— Exercise brief —
Pictures stay out of the copy; restate everything else in the material exactly.
## START Supplied records
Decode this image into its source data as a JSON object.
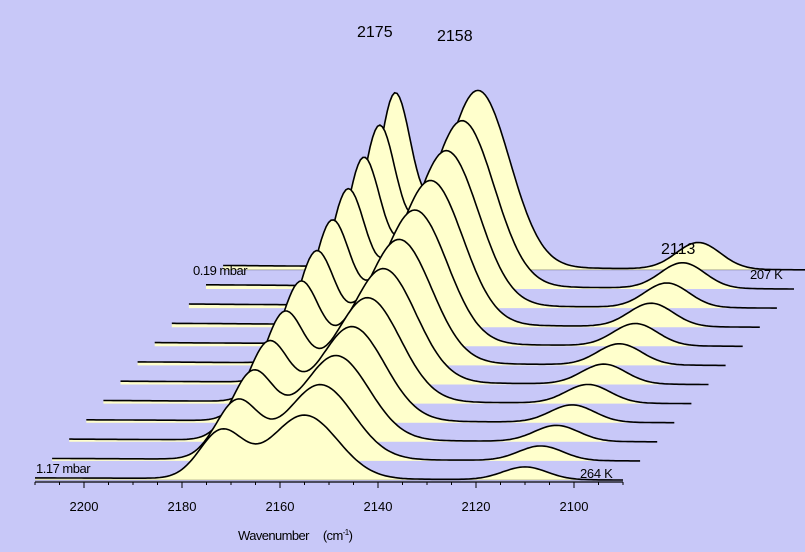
{
  "chart_data": {
    "type": "area",
    "style": "waterfall / stacked offset spectra",
    "title": "",
    "xlabel": "Wavenumber",
    "xunit": "(cm",
    "xunit_sup": "-1",
    "xunit_close": ")",
    "xlim": [
      2210,
      2090
    ],
    "x_ticks": [
      2200,
      2180,
      2160,
      2140,
      2120,
      2100
    ],
    "x_tick_labels": [
      "2200",
      "2180",
      "2160",
      "2140",
      "2120",
      "2100"
    ],
    "grid": false,
    "background_color": "#c8c8f8",
    "fill_color": "#ffffcc",
    "line_color": "#000000",
    "peak_labels": [
      "2175",
      "2158",
      "2113"
    ],
    "annotations": {
      "front_pressure": "1.17  mbar",
      "front_temperature": "264  K",
      "back_pressure": "0.19  mbar",
      "back_temperature": "207  K"
    },
    "series_count": 12,
    "series_ordering": "front trace 1.17 mbar / 264 K to back trace 0.19 mbar / 207 K",
    "peak_positions_cm-1": [
      2175,
      2158,
      2113
    ],
    "front_trace_peaks_cm-1": [
      2172,
      2155,
      2110
    ],
    "relative_intensity_front": {
      "2175": 0.55,
      "2158": 0.75,
      "2113": 0.15
    },
    "relative_intensity_back": {
      "2175": 0.95,
      "2158": 1.0,
      "2113": 0.15
    }
  }
}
## END Supplied records
— Solution to this problem —
Decode this image into its source data as a JSON object.
{
  "chart_data": {
    "type": "area",
    "style": "waterfall / stacked offset spectra",
    "title": "",
    "xlabel": "Wavenumber",
    "xunit": "(cm",
    "xunit_sup": "-1",
    "xunit_close": ")",
    "xlim": [
      2210,
      2090
    ],
    "x_ticks": [
      2200,
      2180,
      2160,
      2140,
      2120,
      2100
    ],
    "x_tick_labels": [
      "2200",
      "2180",
      "2160",
      "2140",
      "2120",
      "2100"
    ],
    "grid": false,
    "background_color": "#c8c8f8",
    "fill_color": "#ffffcc",
    "line_color": "#000000",
    "peak_labels": [
      "2175",
      "2158",
      "2113"
    ],
    "annotations": {
      "front_pressure": "1.17  mbar",
      "front_temperature": "264  K",
      "back_pressure": "0.19  mbar",
      "back_temperature": "207  K"
    },
    "series_count": 12,
    "series_ordering": "front trace 1.17 mbar / 264 K to back trace 0.19 mbar / 207 K",
    "peak_positions_cm-1": [
      2175,
      2158,
      2113
    ],
    "front_trace_peaks_cm-1": [
      2172,
      2155,
      2110
    ],
    "relative_intensity_front": {
      "2175": 0.55,
      "2158": 0.75,
      "2113": 0.15
    },
    "relative_intensity_back": {
      "2175": 0.95,
      "2158": 1.0,
      "2113": 0.15
    }
  }
}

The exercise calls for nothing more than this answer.